Written problem: Would you return the complete listing below word for word?

┌──

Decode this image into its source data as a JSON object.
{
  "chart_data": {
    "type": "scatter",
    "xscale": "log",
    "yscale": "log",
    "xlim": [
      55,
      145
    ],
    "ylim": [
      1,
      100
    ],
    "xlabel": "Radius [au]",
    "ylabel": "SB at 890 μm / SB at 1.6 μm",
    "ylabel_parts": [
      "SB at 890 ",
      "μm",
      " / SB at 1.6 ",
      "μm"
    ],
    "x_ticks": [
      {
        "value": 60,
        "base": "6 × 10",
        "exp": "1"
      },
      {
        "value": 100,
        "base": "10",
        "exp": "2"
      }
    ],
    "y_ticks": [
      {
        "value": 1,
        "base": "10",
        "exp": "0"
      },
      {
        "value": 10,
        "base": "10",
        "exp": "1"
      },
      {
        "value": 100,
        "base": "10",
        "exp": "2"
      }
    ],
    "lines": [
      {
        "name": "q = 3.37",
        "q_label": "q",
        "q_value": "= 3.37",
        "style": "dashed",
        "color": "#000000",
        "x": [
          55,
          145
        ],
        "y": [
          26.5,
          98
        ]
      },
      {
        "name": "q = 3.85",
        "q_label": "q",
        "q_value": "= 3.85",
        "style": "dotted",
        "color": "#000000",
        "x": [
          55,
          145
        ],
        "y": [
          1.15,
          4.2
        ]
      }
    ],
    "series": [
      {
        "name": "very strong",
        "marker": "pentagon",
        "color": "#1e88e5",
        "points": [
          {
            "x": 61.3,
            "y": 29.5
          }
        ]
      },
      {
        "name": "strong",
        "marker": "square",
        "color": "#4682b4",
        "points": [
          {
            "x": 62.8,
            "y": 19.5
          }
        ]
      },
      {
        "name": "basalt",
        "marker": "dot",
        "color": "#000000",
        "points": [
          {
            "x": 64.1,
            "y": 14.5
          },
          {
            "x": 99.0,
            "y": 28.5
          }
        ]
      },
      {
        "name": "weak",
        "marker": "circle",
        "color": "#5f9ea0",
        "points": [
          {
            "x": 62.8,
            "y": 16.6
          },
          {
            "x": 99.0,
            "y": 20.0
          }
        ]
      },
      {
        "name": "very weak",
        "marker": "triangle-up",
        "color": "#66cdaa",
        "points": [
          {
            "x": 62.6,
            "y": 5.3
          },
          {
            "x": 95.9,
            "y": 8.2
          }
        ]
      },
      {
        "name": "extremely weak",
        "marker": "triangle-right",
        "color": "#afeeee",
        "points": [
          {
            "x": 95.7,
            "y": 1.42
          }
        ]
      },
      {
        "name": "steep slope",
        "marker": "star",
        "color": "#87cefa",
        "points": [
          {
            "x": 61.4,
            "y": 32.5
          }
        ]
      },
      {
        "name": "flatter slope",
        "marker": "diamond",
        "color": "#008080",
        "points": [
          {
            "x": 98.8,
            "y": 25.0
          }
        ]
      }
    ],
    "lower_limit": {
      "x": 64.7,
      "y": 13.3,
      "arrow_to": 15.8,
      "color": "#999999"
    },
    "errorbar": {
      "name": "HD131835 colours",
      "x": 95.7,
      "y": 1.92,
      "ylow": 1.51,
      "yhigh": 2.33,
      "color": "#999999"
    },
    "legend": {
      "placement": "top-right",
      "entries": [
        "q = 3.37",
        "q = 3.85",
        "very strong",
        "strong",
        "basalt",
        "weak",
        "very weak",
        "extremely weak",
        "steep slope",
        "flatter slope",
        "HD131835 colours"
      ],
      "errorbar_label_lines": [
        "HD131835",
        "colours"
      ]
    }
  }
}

└──

Result of the task:
Decode this image into its source data as a JSON object.
{
  "chart_data": {
    "type": "scatter",
    "xscale": "log",
    "yscale": "log",
    "xlim": [
      55,
      145
    ],
    "ylim": [
      1,
      100
    ],
    "xlabel": "Radius [au]",
    "ylabel": "SB at 890 μm / SB at 1.6 μm",
    "ylabel_parts": [
      "SB at 890 ",
      "μm",
      " / SB at 1.6 ",
      "μm"
    ],
    "x_ticks": [
      {
        "value": 60,
        "base": "6 × 10",
        "exp": "1"
      },
      {
        "value": 100,
        "base": "10",
        "exp": "2"
      }
    ],
    "y_ticks": [
      {
        "value": 1,
        "base": "10",
        "exp": "0"
      },
      {
        "value": 10,
        "base": "10",
        "exp": "1"
      },
      {
        "value": 100,
        "base": "10",
        "exp": "2"
      }
    ],
    "lines": [
      {
        "name": "q = 3.37",
        "q_label": "q",
        "q_value": "= 3.37",
        "style": "dashed",
        "color": "#000000",
        "x": [
          55,
          145
        ],
        "y": [
          26.5,
          98
        ]
      },
      {
        "name": "q = 3.85",
        "q_label": "q",
        "q_value": "= 3.85",
        "style": "dotted",
        "color": "#000000",
        "x": [
          55,
          145
        ],
        "y": [
          1.15,
          4.2
        ]
      }
    ],
    "series": [
      {
        "name": "very strong",
        "marker": "pentagon",
        "color": "#1e88e5",
        "points": [
          {
            "x": 61.3,
            "y": 29.5
          }
        ]
      },
      {
        "name": "strong",
        "marker": "square",
        "color": "#4682b4",
        "points": [
          {
            "x": 62.8,
            "y": 19.5
          }
        ]
      },
      {
        "name": "basalt",
        "marker": "dot",
        "color": "#000000",
        "points": [
          {
            "x": 64.1,
            "y": 14.5
          },
          {
            "x": 99.0,
            "y": 28.5
          }
        ]
      },
      {
        "name": "weak",
        "marker": "circle",
        "color": "#5f9ea0",
        "points": [
          {
            "x": 62.8,
            "y": 16.6
          },
          {
            "x": 99.0,
            "y": 20.0
          }
        ]
      },
      {
        "name": "very weak",
        "marker": "triangle-up",
        "color": "#66cdaa",
        "points": [
          {
            "x": 62.6,
            "y": 5.3
          },
          {
            "x": 95.9,
            "y": 8.2
          }
        ]
      },
      {
        "name": "extremely weak",
        "marker": "triangle-right",
        "color": "#afeeee",
        "points": [
          {
            "x": 95.7,
            "y": 1.42
          }
        ]
      },
      {
        "name": "steep slope",
        "marker": "star",
        "color": "#87cefa",
        "points": [
          {
            "x": 61.4,
            "y": 32.5
          }
        ]
      },
      {
        "name": "flatter slope",
        "marker": "diamond",
        "color": "#008080",
        "points": [
          {
            "x": 98.8,
            "y": 25.0
          }
        ]
      }
    ],
    "lower_limit": {
      "x": 64.7,
      "y": 13.3,
      "arrow_to": 15.8,
      "color": "#999999"
    },
    "errorbar": {
      "name": "HD131835 colours",
      "x": 95.7,
      "y": 1.92,
      "ylow": 1.51,
      "yhigh": 2.33,
      "color": "#999999"
    },
    "legend": {
      "placement": "top-right",
      "entries": [
        "q = 3.37",
        "q = 3.85",
        "very strong",
        "strong",
        "basalt",
        "weak",
        "very weak",
        "extremely weak",
        "steep slope",
        "flatter slope",
        "HD131835 colours"
      ],
      "errorbar_label_lines": [
        "HD131835",
        "colours"
      ]
    }
  }
}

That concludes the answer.